**Work to do**
Reproduce the entries below verbatim, starting at the line that contains "Annotate this image: element" and stopping after the line that contains "data-point <box>304 95 312 103</box>". Both of those lines belong in the copy.

**Exercise data**
>> begin

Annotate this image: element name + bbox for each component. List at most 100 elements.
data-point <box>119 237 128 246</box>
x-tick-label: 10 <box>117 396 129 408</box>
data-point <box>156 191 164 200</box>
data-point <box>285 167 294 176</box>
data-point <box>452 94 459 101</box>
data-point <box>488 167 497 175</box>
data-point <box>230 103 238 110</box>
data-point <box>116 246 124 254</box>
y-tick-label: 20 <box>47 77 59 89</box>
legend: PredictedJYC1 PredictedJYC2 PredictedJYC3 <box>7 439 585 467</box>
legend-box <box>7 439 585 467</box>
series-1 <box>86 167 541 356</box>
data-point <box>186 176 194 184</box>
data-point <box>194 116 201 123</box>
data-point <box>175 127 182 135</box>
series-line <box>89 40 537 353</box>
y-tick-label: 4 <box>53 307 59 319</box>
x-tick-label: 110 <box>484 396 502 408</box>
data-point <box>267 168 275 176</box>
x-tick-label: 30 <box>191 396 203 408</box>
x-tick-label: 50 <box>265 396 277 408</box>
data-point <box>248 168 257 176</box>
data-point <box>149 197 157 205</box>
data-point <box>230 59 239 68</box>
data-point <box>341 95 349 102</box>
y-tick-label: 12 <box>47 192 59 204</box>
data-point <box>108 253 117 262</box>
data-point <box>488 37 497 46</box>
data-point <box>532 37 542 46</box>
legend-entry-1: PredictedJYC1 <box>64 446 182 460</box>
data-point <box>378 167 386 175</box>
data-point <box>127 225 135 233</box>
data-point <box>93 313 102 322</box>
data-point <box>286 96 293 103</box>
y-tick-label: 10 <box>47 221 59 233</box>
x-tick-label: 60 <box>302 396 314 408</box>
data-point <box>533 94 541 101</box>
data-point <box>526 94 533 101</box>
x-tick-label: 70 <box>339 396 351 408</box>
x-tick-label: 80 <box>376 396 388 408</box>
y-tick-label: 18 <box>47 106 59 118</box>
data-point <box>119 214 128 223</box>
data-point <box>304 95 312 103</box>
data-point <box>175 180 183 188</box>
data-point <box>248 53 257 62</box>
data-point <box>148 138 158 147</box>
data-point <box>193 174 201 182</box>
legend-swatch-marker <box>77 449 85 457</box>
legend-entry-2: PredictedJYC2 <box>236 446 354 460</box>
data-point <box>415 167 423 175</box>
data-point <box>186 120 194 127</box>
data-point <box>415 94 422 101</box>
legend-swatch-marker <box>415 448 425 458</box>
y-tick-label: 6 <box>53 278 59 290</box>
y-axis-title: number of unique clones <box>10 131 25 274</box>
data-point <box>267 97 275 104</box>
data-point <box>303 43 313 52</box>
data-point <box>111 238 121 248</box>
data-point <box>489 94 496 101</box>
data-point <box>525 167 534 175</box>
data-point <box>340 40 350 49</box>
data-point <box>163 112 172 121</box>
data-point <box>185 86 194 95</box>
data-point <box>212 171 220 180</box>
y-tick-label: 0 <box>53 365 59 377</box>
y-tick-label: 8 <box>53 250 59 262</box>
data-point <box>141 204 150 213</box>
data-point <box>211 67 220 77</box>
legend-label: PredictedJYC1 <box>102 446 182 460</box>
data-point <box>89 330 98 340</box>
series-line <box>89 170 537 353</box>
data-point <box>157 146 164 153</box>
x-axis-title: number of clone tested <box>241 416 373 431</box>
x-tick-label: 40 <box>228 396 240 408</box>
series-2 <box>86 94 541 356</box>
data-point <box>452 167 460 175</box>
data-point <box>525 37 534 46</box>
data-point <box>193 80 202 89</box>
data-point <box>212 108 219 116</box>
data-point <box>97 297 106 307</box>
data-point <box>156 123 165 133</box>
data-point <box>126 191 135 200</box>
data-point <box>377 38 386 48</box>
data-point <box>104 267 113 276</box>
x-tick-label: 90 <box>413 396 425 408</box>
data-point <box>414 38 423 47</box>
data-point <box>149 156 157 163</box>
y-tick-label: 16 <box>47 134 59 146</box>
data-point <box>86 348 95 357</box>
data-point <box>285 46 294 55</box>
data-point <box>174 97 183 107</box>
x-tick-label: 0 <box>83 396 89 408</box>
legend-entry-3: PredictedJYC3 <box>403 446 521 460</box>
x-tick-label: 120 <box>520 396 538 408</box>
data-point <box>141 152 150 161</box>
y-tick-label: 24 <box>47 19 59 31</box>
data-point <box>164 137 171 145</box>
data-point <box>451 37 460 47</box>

>> end
>> begin

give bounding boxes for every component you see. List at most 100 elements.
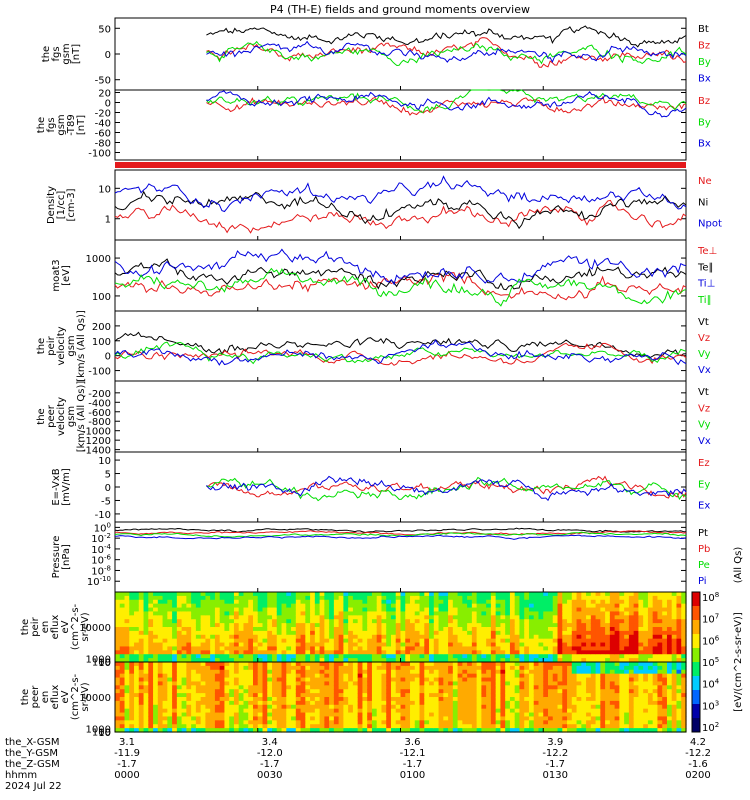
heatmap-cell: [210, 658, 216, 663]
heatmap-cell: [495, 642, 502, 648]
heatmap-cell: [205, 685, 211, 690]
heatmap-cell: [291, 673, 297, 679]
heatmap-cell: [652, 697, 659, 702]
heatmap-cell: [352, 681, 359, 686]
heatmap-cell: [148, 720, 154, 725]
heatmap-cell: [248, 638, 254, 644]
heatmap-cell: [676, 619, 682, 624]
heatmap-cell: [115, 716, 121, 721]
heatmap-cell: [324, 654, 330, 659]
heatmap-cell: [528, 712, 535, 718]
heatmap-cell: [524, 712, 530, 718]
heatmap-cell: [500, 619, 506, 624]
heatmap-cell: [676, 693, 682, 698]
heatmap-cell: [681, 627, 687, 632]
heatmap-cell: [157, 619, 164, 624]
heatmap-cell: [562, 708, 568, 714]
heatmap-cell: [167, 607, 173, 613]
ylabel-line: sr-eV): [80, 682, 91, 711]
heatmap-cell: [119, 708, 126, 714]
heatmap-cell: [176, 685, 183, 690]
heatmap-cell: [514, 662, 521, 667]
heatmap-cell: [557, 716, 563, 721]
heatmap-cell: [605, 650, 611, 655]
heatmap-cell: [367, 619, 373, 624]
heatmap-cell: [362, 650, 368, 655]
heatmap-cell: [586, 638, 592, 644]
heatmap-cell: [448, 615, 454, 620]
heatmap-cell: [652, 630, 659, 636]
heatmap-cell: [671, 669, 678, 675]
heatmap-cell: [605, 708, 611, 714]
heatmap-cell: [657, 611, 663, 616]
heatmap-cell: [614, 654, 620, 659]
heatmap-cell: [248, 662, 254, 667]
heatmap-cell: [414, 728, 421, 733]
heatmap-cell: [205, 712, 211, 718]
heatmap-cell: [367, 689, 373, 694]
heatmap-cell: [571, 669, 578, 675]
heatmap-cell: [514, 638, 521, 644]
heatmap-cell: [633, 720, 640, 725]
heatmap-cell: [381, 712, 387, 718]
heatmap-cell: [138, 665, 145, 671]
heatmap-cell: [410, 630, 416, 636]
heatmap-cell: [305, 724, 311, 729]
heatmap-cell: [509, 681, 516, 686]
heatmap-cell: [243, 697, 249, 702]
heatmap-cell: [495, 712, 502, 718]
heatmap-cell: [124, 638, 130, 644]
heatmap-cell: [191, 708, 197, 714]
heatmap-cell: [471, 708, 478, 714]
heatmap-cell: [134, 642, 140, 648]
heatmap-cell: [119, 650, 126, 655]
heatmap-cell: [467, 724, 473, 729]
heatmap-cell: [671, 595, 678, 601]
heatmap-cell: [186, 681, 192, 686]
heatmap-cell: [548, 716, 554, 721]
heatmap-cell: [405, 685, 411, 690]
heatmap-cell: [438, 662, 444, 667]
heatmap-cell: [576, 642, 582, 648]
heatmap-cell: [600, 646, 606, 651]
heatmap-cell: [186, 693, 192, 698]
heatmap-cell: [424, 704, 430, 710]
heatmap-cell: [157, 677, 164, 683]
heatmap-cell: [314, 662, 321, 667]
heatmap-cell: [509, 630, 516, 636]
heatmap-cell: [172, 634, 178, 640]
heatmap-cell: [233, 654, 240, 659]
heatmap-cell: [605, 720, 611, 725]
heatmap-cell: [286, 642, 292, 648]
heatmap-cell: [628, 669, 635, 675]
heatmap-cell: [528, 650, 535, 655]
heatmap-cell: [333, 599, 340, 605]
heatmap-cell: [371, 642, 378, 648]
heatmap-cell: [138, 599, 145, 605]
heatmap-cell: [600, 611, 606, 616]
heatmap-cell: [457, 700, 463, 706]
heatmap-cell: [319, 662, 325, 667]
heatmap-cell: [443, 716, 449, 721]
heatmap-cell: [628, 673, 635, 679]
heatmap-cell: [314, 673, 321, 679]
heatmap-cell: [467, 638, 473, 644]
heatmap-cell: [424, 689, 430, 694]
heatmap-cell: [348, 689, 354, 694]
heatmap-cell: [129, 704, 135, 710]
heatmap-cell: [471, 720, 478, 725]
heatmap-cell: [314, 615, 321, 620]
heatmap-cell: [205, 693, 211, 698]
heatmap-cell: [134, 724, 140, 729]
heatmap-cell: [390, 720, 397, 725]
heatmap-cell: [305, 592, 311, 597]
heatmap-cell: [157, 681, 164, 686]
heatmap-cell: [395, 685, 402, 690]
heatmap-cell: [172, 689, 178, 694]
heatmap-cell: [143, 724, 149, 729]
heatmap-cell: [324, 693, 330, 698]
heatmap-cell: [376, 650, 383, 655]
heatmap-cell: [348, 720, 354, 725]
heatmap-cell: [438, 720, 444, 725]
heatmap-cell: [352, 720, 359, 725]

>> end
>> begin

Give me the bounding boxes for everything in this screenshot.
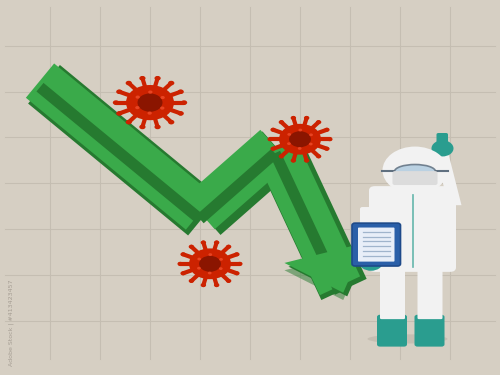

>> end

**Exercise response**
Annotate this image: element name + bbox for each component. List at most 100 elements.
data-point <box>119 237 128 246</box>
x-tick-label: 10 <box>117 396 129 408</box>
data-point <box>156 191 164 200</box>
data-point <box>285 167 294 176</box>
data-point <box>452 94 459 101</box>
data-point <box>488 167 497 175</box>
data-point <box>230 103 238 110</box>
data-point <box>116 246 124 254</box>
y-tick-label: 20 <box>47 77 59 89</box>
legend: PredictedJYC1 PredictedJYC2 PredictedJYC3 <box>7 439 585 467</box>
legend-box <box>7 439 585 467</box>
series-1 <box>86 167 541 356</box>
data-point <box>186 176 194 184</box>
data-point <box>194 116 201 123</box>
data-point <box>175 127 182 135</box>
series-line <box>89 40 537 353</box>
y-tick-label: 4 <box>53 307 59 319</box>
x-tick-label: 110 <box>484 396 502 408</box>
data-point <box>267 168 275 176</box>
x-tick-label: 30 <box>191 396 203 408</box>
x-tick-label: 50 <box>265 396 277 408</box>
data-point <box>248 168 257 176</box>
data-point <box>149 197 157 205</box>
data-point <box>230 59 239 68</box>
data-point <box>341 95 349 102</box>
y-tick-label: 12 <box>47 192 59 204</box>
data-point <box>108 253 117 262</box>
data-point <box>488 37 497 46</box>
data-point <box>532 37 542 46</box>
legend-entry-1: PredictedJYC1 <box>64 446 182 460</box>
data-point <box>378 167 386 175</box>
data-point <box>127 225 135 233</box>
data-point <box>93 313 102 322</box>
data-point <box>286 96 293 103</box>
y-tick-label: 10 <box>47 221 59 233</box>
x-tick-label: 60 <box>302 396 314 408</box>
data-point <box>533 94 541 101</box>
data-point <box>526 94 533 101</box>
x-tick-label: 70 <box>339 396 351 408</box>
x-tick-label: 80 <box>376 396 388 408</box>
y-tick-label: 18 <box>47 106 59 118</box>
data-point <box>119 214 128 223</box>
data-point <box>304 95 312 103</box>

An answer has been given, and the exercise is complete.